**Short exercise:**
How many lines of the records contain the string "profile", with case counting? Reply with the number alone.

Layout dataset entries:
++++++++++
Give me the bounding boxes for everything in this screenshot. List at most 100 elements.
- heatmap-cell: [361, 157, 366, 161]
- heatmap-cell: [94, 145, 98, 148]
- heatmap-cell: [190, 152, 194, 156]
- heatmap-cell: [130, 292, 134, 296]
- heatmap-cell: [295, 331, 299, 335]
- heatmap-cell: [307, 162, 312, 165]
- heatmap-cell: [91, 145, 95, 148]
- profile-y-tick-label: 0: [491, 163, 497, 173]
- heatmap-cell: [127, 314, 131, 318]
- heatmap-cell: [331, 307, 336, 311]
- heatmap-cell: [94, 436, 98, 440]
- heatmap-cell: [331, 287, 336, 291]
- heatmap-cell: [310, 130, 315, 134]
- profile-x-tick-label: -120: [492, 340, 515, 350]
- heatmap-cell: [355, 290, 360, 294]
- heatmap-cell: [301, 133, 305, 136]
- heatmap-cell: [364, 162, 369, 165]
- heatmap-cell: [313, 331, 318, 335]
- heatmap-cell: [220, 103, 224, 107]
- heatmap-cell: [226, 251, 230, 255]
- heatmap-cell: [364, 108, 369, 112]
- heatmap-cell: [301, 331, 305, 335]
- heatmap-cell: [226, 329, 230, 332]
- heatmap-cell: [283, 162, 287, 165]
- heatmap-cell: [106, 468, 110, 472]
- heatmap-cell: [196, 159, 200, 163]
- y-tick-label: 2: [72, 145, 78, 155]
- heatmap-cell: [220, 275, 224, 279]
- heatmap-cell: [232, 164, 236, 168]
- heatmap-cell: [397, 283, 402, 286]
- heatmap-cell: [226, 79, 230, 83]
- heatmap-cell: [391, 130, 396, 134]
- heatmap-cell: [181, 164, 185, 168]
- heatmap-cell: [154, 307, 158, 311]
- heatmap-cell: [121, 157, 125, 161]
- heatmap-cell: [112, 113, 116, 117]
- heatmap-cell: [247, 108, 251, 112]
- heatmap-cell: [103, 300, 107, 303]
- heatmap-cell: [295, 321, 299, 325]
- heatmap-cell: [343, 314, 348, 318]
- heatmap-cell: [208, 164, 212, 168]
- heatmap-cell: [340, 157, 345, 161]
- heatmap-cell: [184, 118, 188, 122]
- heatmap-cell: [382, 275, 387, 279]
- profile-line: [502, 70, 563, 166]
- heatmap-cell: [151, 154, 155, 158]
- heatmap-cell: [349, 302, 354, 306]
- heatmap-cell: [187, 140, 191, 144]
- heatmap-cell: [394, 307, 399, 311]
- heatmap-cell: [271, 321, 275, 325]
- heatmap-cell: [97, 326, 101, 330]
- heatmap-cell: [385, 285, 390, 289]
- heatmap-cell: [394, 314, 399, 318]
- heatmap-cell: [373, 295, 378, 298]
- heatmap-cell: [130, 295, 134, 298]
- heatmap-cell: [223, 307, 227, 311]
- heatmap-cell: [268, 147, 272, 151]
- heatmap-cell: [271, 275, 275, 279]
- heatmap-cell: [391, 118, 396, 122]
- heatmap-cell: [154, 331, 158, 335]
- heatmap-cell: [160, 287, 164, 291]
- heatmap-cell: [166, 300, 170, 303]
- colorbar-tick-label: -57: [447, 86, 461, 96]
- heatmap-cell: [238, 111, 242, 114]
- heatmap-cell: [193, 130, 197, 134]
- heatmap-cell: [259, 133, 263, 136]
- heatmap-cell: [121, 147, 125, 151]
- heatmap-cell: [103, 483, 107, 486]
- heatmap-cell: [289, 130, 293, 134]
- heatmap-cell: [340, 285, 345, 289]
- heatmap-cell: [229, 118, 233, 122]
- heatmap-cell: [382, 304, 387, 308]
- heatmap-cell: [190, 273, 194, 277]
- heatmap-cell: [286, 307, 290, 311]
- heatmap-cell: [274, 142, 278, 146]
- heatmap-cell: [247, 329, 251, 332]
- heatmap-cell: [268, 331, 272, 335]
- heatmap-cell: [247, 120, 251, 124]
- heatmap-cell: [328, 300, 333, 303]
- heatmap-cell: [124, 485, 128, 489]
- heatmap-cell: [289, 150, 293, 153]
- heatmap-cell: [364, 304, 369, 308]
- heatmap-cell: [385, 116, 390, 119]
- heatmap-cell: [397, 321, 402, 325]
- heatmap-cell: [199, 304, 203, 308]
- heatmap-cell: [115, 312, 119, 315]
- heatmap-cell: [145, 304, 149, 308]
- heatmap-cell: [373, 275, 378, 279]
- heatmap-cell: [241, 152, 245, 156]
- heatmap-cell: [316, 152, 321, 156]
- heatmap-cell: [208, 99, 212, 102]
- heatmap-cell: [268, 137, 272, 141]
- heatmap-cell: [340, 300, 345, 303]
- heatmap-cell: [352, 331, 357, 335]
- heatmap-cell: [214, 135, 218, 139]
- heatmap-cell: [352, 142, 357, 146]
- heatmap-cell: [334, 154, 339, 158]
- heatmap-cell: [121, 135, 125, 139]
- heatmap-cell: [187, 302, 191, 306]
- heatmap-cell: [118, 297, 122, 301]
++++++++++
**Solution for this problem:**
3